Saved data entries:
####################
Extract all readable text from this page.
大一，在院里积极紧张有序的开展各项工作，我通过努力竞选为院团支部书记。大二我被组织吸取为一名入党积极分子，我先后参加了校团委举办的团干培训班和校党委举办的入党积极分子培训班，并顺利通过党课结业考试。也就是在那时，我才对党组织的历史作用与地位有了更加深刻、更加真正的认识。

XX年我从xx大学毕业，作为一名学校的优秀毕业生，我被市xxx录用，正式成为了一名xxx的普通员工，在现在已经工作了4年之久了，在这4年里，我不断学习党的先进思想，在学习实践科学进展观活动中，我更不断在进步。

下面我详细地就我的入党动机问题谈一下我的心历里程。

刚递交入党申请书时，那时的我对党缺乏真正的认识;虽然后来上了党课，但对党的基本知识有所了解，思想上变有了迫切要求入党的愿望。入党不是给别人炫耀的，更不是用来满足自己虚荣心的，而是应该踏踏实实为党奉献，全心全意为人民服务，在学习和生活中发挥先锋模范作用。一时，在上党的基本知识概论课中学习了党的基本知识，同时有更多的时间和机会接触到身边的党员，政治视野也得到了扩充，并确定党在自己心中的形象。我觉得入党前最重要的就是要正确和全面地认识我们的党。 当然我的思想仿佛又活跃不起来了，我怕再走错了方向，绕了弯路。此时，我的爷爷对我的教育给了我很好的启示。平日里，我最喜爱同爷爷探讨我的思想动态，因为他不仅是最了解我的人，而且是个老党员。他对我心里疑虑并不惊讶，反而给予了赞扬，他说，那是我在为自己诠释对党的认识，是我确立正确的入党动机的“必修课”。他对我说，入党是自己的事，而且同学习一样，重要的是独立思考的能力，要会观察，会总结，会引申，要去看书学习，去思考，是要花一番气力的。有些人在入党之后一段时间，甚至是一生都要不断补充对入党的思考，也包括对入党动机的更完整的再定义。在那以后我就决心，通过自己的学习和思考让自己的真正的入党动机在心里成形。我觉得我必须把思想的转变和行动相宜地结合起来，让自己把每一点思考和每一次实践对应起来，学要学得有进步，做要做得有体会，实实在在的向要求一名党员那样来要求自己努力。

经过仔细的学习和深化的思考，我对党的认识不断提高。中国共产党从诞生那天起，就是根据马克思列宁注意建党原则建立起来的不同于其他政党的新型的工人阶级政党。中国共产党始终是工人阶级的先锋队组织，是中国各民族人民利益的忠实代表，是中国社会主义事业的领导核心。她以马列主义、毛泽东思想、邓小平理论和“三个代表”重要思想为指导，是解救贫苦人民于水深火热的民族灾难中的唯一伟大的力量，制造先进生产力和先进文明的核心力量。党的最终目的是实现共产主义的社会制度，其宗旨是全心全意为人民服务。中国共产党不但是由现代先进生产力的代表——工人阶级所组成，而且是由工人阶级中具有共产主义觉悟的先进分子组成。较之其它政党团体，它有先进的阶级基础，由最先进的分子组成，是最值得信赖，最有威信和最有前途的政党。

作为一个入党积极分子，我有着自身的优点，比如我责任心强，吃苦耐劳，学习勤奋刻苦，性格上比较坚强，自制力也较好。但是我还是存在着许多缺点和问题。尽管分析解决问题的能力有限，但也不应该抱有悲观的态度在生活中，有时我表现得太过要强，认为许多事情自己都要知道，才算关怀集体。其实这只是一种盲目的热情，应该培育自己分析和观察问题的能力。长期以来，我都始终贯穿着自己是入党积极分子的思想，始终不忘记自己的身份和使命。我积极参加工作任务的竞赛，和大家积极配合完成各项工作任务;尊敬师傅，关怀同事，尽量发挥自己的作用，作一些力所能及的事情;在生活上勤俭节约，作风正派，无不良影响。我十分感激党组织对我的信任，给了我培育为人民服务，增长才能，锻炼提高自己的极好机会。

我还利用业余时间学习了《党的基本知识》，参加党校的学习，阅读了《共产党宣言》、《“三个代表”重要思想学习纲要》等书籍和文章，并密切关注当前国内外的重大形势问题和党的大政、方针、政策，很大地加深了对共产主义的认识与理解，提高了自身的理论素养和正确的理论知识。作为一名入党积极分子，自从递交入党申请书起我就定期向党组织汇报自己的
####################
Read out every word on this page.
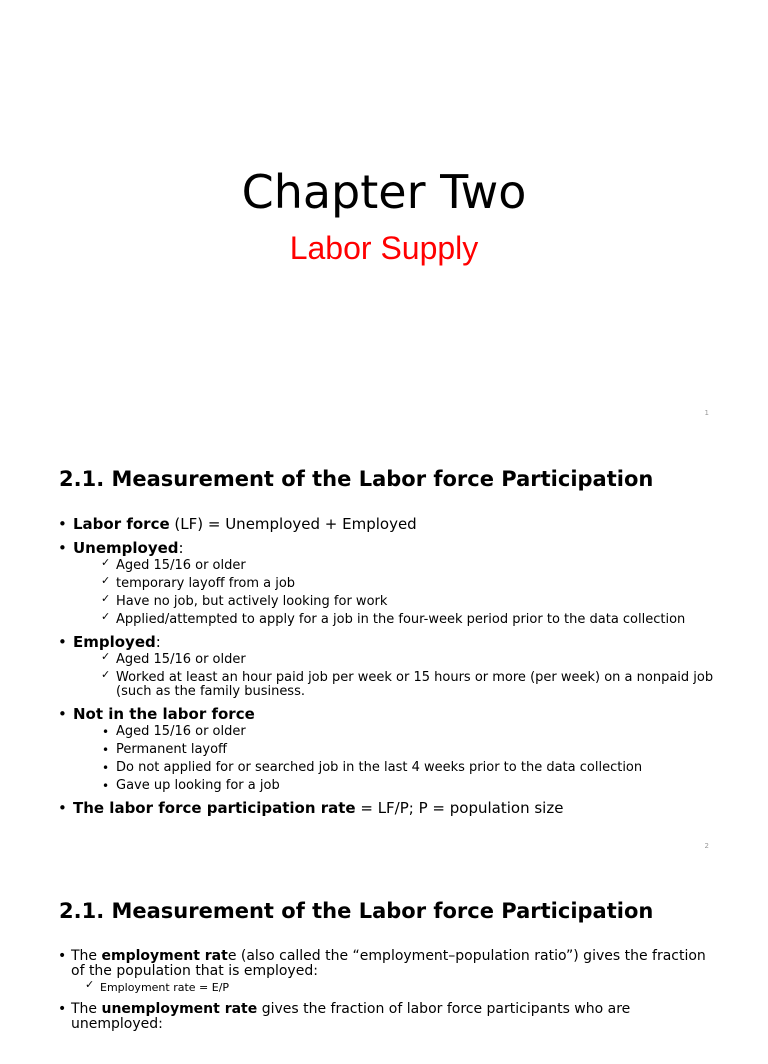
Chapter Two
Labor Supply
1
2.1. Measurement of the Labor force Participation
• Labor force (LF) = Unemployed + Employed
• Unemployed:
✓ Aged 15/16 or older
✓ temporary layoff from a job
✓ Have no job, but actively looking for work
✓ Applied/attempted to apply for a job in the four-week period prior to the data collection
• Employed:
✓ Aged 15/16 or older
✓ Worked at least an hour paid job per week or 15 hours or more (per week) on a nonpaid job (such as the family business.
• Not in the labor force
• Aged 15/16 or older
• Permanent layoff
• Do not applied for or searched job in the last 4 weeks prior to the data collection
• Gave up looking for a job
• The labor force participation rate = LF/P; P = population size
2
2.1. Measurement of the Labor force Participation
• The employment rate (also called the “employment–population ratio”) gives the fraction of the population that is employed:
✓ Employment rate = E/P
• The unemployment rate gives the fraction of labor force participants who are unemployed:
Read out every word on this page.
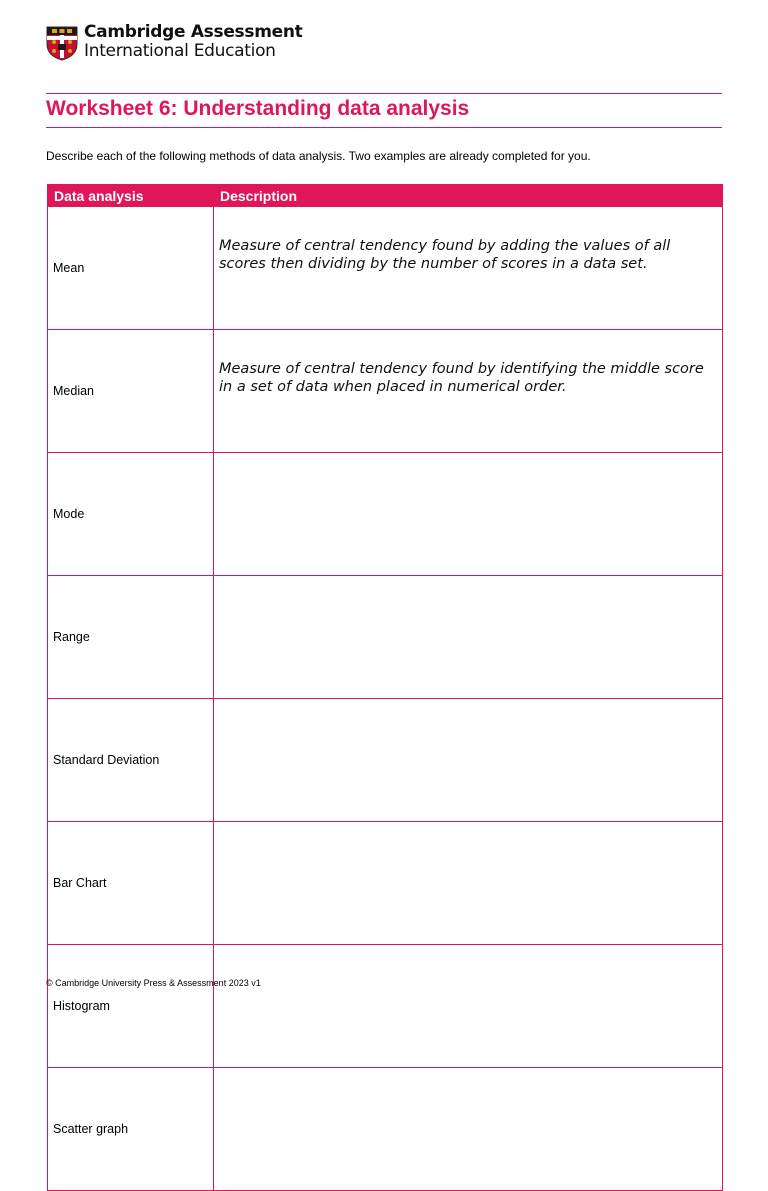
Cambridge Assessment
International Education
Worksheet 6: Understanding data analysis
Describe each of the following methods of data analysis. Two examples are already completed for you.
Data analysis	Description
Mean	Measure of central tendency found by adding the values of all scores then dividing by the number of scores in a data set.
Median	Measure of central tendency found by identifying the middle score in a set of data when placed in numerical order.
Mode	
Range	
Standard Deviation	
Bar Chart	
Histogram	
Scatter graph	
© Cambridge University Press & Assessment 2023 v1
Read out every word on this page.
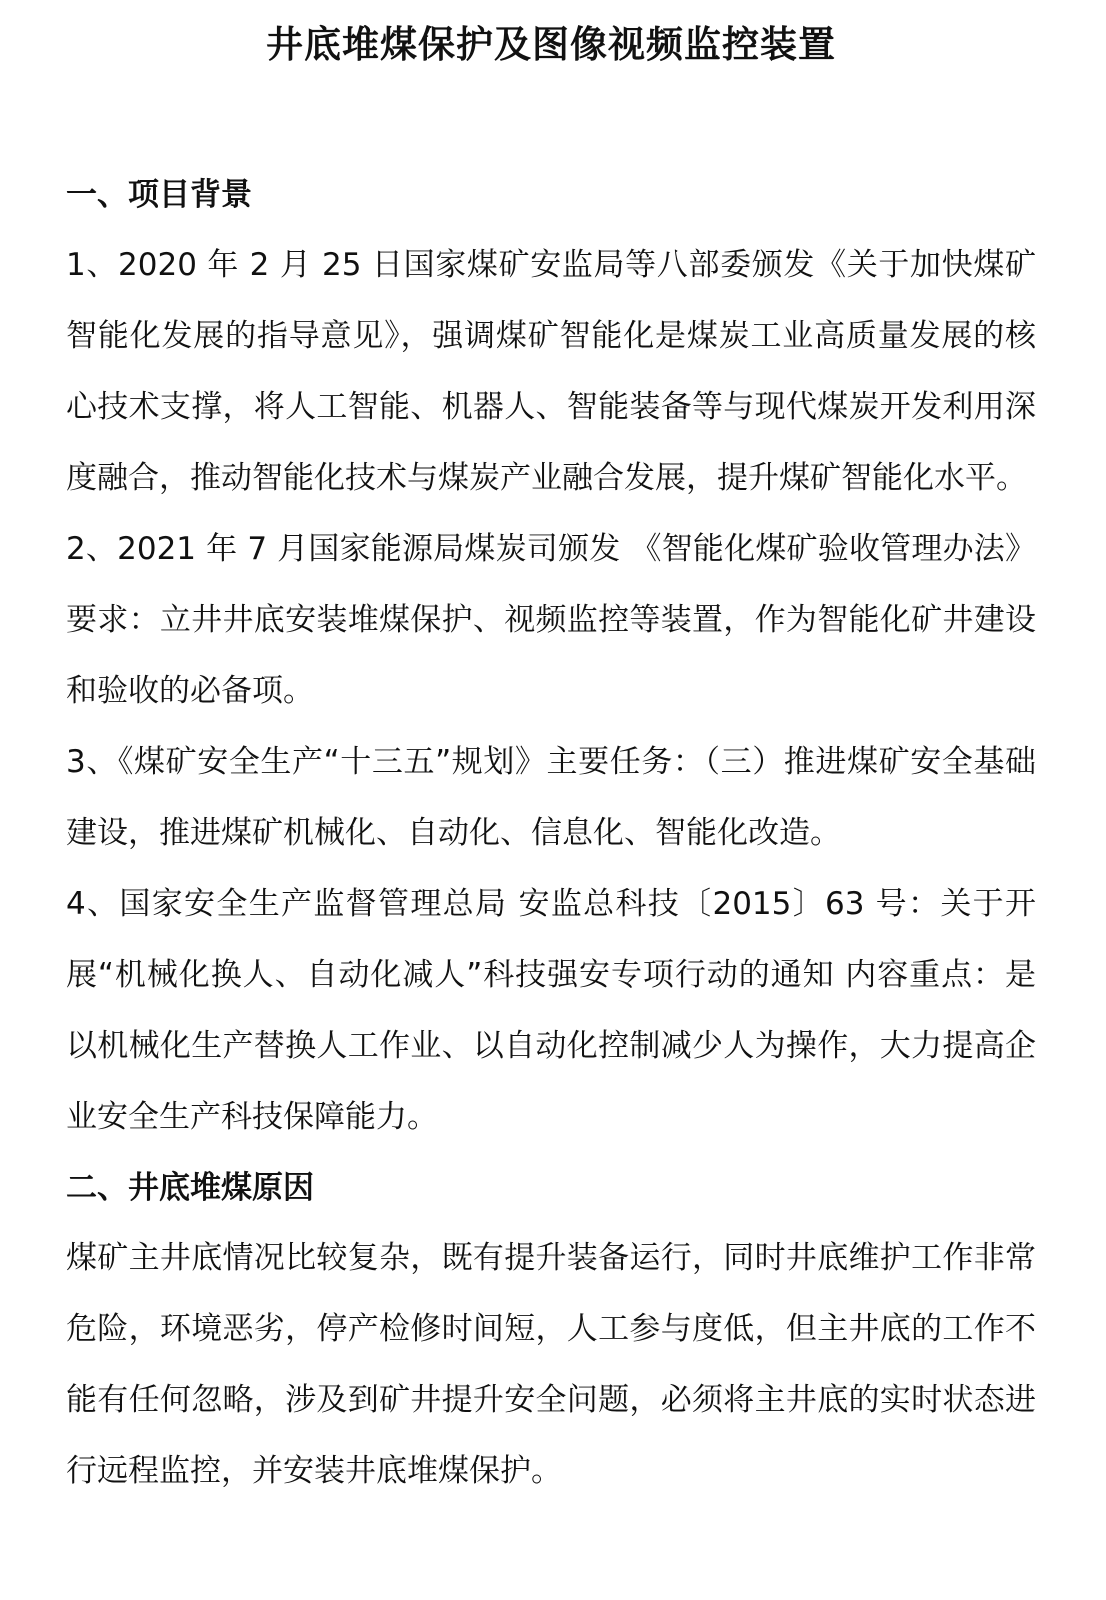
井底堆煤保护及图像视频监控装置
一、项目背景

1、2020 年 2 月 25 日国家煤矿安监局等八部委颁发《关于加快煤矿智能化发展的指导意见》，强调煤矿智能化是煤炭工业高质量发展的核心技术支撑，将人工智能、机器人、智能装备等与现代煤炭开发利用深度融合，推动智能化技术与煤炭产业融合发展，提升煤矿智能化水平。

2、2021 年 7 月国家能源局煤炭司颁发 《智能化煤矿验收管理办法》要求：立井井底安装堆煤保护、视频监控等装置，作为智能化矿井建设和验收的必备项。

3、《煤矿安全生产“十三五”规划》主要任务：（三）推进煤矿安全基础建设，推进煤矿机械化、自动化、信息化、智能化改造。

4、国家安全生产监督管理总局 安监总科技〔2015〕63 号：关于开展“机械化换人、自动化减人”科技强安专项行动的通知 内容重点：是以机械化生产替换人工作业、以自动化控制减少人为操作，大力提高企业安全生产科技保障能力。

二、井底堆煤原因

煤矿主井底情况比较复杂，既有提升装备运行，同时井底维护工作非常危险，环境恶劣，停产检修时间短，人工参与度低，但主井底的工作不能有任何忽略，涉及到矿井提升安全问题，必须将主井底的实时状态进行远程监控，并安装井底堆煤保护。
####################
Task instructions
Search the listing above for the string "force". Copy every line that contains it.

Solution
2.1. Measurement of the Labor force Participation
• Labor force (LF) = Unemployed + Employed
• Not in the labor force
• The labor force participation rate = LF/P; P = population size
2.1. Measurement of the Labor force Participation
• The unemployment rate gives the fraction of labor force participants who are unemployed:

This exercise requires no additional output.